[TASK TO COMPLETE]: Lift out each line of the data that holds "time".

[Dataset records]

BEGIN

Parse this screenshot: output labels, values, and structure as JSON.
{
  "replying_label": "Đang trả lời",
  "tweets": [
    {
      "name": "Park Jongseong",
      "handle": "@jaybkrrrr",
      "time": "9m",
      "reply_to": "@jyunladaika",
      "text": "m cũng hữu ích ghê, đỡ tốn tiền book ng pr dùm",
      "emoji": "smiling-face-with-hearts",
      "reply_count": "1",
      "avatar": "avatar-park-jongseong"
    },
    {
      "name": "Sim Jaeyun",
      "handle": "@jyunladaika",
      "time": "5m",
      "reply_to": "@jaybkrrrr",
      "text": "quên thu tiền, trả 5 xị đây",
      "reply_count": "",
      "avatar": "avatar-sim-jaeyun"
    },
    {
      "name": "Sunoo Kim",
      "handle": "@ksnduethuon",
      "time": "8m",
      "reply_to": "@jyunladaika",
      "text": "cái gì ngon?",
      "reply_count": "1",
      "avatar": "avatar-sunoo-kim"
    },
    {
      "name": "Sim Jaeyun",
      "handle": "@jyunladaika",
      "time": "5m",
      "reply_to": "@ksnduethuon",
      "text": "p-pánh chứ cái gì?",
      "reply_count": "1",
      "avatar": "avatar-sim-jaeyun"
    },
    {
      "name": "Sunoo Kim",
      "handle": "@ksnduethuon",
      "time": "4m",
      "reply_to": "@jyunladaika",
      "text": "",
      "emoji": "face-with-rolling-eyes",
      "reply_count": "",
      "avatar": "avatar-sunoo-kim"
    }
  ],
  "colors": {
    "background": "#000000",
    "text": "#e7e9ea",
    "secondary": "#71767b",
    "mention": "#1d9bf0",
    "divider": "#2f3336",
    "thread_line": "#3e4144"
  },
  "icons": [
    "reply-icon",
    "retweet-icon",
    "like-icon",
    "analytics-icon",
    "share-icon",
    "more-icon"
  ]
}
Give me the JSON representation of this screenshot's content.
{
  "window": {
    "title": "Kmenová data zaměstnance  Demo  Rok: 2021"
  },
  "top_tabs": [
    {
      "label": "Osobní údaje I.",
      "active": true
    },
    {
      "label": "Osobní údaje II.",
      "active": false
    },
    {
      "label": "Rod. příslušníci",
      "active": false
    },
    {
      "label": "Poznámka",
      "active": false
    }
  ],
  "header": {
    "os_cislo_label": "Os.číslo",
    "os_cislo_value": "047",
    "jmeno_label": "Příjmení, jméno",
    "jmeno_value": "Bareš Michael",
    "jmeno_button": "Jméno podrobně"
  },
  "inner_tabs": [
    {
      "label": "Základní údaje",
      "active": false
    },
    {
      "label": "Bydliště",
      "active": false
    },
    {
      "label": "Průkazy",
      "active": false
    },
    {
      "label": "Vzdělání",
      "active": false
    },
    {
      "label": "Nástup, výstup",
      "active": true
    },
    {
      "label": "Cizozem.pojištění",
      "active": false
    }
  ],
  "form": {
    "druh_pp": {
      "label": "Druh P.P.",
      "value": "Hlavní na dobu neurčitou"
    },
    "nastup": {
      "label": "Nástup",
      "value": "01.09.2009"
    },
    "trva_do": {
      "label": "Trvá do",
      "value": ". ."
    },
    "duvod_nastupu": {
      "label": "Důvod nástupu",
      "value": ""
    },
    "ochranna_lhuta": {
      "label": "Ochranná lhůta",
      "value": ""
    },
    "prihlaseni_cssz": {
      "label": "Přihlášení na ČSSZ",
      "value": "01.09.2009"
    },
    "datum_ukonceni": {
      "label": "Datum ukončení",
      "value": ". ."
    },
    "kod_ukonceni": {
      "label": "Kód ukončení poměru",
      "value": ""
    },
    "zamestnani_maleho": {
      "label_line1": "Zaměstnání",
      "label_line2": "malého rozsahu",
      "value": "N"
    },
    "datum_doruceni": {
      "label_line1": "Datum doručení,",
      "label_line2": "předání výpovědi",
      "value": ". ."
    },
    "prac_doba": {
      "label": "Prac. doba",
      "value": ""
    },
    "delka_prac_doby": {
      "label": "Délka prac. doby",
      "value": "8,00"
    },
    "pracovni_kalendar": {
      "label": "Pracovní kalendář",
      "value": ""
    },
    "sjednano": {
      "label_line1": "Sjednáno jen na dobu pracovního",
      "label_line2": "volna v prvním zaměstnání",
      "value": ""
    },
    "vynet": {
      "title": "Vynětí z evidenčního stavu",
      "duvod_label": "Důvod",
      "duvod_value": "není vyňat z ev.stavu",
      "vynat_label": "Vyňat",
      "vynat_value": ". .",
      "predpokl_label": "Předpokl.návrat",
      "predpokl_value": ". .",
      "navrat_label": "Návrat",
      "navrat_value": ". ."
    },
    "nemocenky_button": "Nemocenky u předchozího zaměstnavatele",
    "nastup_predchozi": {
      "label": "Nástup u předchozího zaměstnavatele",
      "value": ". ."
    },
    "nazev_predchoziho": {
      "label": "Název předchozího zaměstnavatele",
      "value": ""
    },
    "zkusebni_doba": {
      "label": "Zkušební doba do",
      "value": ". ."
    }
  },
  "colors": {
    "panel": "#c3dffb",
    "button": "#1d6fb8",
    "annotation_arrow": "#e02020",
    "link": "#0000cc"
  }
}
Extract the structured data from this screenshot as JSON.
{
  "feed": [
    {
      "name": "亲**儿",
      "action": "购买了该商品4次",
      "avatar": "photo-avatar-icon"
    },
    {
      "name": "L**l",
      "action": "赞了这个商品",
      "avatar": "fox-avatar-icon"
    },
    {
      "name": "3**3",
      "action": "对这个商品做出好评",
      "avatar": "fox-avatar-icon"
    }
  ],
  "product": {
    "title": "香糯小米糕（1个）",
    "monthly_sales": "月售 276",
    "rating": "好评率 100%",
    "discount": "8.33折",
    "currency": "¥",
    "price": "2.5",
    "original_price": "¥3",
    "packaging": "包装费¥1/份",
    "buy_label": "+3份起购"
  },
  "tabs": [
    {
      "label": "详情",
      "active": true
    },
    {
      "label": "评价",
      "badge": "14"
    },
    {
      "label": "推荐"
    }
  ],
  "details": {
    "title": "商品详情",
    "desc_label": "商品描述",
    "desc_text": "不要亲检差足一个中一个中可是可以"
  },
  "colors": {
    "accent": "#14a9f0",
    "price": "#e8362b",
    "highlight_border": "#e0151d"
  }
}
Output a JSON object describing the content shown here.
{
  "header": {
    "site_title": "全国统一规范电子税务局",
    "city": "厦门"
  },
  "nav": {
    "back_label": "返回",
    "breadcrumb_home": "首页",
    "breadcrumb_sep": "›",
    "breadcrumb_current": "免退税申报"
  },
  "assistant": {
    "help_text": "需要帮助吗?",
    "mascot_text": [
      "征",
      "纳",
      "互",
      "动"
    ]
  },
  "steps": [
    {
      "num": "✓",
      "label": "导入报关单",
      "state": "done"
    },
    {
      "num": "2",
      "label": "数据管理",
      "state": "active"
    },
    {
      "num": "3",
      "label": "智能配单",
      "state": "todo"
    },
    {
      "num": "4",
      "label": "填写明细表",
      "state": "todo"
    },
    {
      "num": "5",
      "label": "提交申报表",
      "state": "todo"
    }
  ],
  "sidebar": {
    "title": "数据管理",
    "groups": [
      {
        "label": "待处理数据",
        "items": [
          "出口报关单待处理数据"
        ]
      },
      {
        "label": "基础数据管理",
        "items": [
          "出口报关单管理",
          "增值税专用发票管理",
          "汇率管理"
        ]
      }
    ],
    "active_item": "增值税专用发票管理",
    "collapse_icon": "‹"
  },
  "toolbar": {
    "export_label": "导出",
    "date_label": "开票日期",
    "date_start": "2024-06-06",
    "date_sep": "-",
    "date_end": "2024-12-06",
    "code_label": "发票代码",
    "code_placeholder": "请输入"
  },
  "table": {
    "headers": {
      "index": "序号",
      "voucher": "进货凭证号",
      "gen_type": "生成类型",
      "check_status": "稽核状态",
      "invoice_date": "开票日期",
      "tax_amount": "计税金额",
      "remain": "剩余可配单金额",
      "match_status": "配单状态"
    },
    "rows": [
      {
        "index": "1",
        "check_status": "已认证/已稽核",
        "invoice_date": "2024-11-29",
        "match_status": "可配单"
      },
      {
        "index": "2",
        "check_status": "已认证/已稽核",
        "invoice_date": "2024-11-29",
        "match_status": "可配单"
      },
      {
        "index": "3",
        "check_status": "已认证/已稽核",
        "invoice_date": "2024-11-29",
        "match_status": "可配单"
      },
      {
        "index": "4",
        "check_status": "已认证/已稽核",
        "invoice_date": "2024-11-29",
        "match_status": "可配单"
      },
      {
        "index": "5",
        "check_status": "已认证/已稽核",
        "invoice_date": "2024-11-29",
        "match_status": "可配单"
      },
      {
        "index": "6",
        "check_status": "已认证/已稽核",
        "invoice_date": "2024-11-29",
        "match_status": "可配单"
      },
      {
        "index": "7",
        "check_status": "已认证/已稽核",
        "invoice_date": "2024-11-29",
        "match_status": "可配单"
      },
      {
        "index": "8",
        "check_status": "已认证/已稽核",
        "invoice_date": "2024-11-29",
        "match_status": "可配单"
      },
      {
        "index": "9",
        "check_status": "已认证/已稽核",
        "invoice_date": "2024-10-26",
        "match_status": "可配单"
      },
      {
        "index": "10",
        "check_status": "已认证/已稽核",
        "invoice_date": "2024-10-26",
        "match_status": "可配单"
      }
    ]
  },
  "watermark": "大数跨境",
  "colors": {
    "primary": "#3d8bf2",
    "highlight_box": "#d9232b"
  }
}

END

[FINAL RESULT]:
      "time": "9m",
      "time": "5m",
      "time": "8m",
      "time": "5m",
      "time": "4m",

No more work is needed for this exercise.